# Instructions for the task
Make an exact copy of the lines below.

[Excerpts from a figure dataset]

==*==

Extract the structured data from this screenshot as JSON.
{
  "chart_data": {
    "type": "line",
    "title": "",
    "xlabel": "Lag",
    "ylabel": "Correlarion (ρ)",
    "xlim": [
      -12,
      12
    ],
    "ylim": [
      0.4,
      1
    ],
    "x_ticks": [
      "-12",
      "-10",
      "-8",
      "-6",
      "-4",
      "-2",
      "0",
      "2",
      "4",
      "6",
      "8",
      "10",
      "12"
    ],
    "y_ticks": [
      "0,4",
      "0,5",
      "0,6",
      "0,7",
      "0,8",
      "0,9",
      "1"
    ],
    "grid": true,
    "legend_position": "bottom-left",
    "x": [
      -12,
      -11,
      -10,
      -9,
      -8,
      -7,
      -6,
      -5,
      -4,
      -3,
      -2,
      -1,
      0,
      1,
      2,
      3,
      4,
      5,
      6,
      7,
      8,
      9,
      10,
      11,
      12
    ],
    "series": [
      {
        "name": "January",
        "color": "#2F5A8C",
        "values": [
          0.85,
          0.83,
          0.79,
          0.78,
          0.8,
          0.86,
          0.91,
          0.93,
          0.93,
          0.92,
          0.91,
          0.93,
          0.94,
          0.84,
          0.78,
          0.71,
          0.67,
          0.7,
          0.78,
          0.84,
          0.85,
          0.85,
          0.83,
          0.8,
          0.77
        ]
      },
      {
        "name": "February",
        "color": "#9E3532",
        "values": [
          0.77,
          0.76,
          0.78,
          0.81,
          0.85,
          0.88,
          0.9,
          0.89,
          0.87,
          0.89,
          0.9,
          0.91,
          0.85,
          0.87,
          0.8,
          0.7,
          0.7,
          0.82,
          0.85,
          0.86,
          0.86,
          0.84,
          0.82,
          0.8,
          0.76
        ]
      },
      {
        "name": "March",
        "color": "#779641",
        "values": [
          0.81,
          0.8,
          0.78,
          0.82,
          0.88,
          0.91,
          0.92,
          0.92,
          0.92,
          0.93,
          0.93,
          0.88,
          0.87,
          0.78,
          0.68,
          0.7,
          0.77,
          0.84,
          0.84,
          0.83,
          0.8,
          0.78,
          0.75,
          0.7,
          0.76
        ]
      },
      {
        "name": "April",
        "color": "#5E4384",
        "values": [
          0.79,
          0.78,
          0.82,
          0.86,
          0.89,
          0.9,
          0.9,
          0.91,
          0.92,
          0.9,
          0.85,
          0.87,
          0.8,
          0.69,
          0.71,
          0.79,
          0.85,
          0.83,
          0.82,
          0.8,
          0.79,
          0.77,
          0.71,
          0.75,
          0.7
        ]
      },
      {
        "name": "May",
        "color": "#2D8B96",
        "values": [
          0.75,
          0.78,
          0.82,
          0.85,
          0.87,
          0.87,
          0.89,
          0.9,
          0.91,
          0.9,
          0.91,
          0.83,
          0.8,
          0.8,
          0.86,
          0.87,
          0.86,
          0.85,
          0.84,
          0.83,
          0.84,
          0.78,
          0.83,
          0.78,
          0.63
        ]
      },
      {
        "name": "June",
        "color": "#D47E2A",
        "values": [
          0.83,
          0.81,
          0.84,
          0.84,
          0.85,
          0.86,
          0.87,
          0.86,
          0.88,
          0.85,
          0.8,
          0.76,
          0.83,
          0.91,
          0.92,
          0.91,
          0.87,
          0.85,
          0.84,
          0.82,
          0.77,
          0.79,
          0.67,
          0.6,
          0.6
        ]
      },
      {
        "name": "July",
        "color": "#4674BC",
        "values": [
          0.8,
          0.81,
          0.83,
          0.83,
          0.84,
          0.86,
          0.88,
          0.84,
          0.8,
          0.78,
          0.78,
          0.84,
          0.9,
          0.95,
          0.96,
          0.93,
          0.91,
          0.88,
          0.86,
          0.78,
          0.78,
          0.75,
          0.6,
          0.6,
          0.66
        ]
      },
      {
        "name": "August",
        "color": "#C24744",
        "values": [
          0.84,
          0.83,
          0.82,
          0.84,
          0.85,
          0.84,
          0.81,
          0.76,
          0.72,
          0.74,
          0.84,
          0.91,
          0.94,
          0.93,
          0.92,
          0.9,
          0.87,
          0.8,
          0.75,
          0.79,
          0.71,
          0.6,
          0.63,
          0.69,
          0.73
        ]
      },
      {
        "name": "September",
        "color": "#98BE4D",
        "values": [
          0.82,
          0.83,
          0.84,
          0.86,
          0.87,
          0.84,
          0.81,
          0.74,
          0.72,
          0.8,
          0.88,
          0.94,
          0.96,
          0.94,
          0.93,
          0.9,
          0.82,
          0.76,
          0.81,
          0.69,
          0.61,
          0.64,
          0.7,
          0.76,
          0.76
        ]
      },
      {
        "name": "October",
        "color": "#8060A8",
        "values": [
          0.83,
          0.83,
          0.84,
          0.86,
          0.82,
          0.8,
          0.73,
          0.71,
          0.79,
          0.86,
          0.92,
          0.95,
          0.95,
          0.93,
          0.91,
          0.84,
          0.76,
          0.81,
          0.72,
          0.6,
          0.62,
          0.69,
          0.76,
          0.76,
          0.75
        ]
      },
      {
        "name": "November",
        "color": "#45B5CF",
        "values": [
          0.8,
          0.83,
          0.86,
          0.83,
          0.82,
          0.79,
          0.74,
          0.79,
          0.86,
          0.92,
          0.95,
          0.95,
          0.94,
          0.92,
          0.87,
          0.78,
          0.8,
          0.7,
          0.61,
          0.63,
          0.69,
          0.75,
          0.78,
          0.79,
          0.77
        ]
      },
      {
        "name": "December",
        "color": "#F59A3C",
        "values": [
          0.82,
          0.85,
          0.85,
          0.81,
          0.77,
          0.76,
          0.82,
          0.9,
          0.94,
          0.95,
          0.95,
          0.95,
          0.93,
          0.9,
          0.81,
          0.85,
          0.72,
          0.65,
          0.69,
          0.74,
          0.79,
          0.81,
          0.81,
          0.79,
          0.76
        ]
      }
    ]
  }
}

==*==

# Full response
Extract the structured data from this screenshot as JSON.
{
  "chart_data": {
    "type": "line",
    "title": "",
    "xlabel": "Lag",
    "ylabel": "Correlarion (ρ)",
    "xlim": [
      -12,
      12
    ],
    "ylim": [
      0.4,
      1
    ],
    "x_ticks": [
      "-12",
      "-10",
      "-8",
      "-6",
      "-4",
      "-2",
      "0",
      "2",
      "4",
      "6",
      "8",
      "10",
      "12"
    ],
    "y_ticks": [
      "0,4",
      "0,5",
      "0,6",
      "0,7",
      "0,8",
      "0,9",
      "1"
    ],
    "grid": true,
    "legend_position": "bottom-left",
    "x": [
      -12,
      -11,
      -10,
      -9,
      -8,
      -7,
      -6,
      -5,
      -4,
      -3,
      -2,
      -1,
      0,
      1,
      2,
      3,
      4,
      5,
      6,
      7,
      8,
      9,
      10,
      11,
      12
    ],
    "series": [
      {
        "name": "January",
        "color": "#2F5A8C",
        "values": [
          0.85,
          0.83,
          0.79,
          0.78,
          0.8,
          0.86,
          0.91,
          0.93,
          0.93,
          0.92,
          0.91,
          0.93,
          0.94,
          0.84,
          0.78,
          0.71,
          0.67,
          0.7,
          0.78,
          0.84,
          0.85,
          0.85,
          0.83,
          0.8,
          0.77
        ]
      },
      {
        "name": "February",
        "color": "#9E3532",
        "values": [
          0.77,
          0.76,
          0.78,
          0.81,
          0.85,
          0.88,
          0.9,
          0.89,
          0.87,
          0.89,
          0.9,
          0.91,
          0.85,
          0.87,
          0.8,
          0.7,
          0.7,
          0.82,
          0.85,
          0.86,
          0.86,
          0.84,
          0.82,
          0.8,
          0.76
        ]
      },
      {
        "name": "March",
        "color": "#779641",
        "values": [
          0.81,
          0.8,
          0.78,
          0.82,
          0.88,
          0.91,
          0.92,
          0.92,
          0.92,
          0.93,
          0.93,
          0.88,
          0.87,
          0.78,
          0.68,
          0.7,
          0.77,
          0.84,
          0.84,
          0.83,
          0.8,
          0.78,
          0.75,
          0.7,
          0.76
        ]
      },
      {
        "name": "April",
        "color": "#5E4384",
        "values": [
          0.79,
          0.78,
          0.82,
          0.86,
          0.89,
          0.9,
          0.9,
          0.91,
          0.92,
          0.9,
          0.85,
          0.87,
          0.8,
          0.69,
          0.71,
          0.79,
          0.85,
          0.83,
          0.82,
          0.8,
          0.79,
          0.77,
          0.71,
          0.75,
          0.7
        ]
      },
      {
        "name": "May",
        "color": "#2D8B96",
        "values": [
          0.75,
          0.78,
          0.82,
          0.85,
          0.87,
          0.87,
          0.89,
          0.9,
          0.91,
          0.9,
          0.91,
          0.83,
          0.8,
          0.8,
          0.86,
          0.87,
          0.86,
          0.85,
          0.84,
          0.83,
          0.84,
          0.78,
          0.83,
          0.78,
          0.63
        ]
      },
      {
        "name": "June",
        "color": "#D47E2A",
        "values": [
          0.83,
          0.81,
          0.84,
          0.84,
          0.85,
          0.86,
          0.87,
          0.86,
          0.88,
          0.85,
          0.8,
          0.76,
          0.83,
          0.91,
          0.92,
          0.91,
          0.87,
          0.85,
          0.84,
          0.82,
          0.77,
          0.79,
          0.67,
          0.6,
          0.6
        ]
      },
      {
        "name": "July",
        "color": "#4674BC",
        "values": [
          0.8,
          0.81,
          0.83,
          0.83,
          0.84,
          0.86,
          0.88,
          0.84,
          0.8,
          0.78,
          0.78,
          0.84,
          0.9,
          0.95,
          0.96,
          0.93,
          0.91,
          0.88,
          0.86,
          0.78,
          0.78,
          0.75,
          0.6,
          0.6,
          0.66
        ]
      },
      {
        "name": "August",
        "color": "#C24744",
        "values": [
          0.84,
          0.83,
          0.82,
          0.84,
          0.85,
          0.84,
          0.81,
          0.76,
          0.72,
          0.74,
          0.84,
          0.91,
          0.94,
          0.93,
          0.92,
          0.9,
          0.87,
          0.8,
          0.75,
          0.79,
          0.71,
          0.6,
          0.63,
          0.69,
          0.73
        ]
      },
      {
        "name": "September",
        "color": "#98BE4D",
        "values": [
          0.82,
          0.83,
          0.84,
          0.86,
          0.87,
          0.84,
          0.81,
          0.74,
          0.72,
          0.8,
          0.88,
          0.94,
          0.96,
          0.94,
          0.93,
          0.9,
          0.82,
          0.76,
          0.81,
          0.69,
          0.61,
          0.64,
          0.7,
          0.76,
          0.76
        ]
      },
      {
        "name": "October",
        "color": "#8060A8",
        "values": [
          0.83,
          0.83,
          0.84,
          0.86,
          0.82,
          0.8,
          0.73,
          0.71,
          0.79,
          0.86,
          0.92,
          0.95,
          0.95,
          0.93,
          0.91,
          0.84,
          0.76,
          0.81,
          0.72,
          0.6,
          0.62,
          0.69,
          0.76,
          0.76,
          0.75
        ]
      },
      {
        "name": "November",
        "color": "#45B5CF",
        "values": [
          0.8,
          0.83,
          0.86,
          0.83,
          0.82,
          0.79,
          0.74,
          0.79,
          0.86,
          0.92,
          0.95,
          0.95,
          0.94,
          0.92,
          0.87,
          0.78,
          0.8,
          0.7,
          0.61,
          0.63,
          0.69,
          0.75,
          0.78,
          0.79,
          0.77
        ]
      },
      {
        "name": "December",
        "color": "#F59A3C",
        "values": [
          0.82,
          0.85,
          0.85,
          0.81,
          0.77,
          0.76,
          0.82,
          0.9,
          0.94,
          0.95,
          0.95,
          0.95,
          0.93,
          0.9,
          0.81,
          0.85,
          0.72,
          0.65,
          0.69,
          0.74,
          0.79,
          0.81,
          0.81,
          0.79,
          0.76
        ]
      }
    ]
  }
}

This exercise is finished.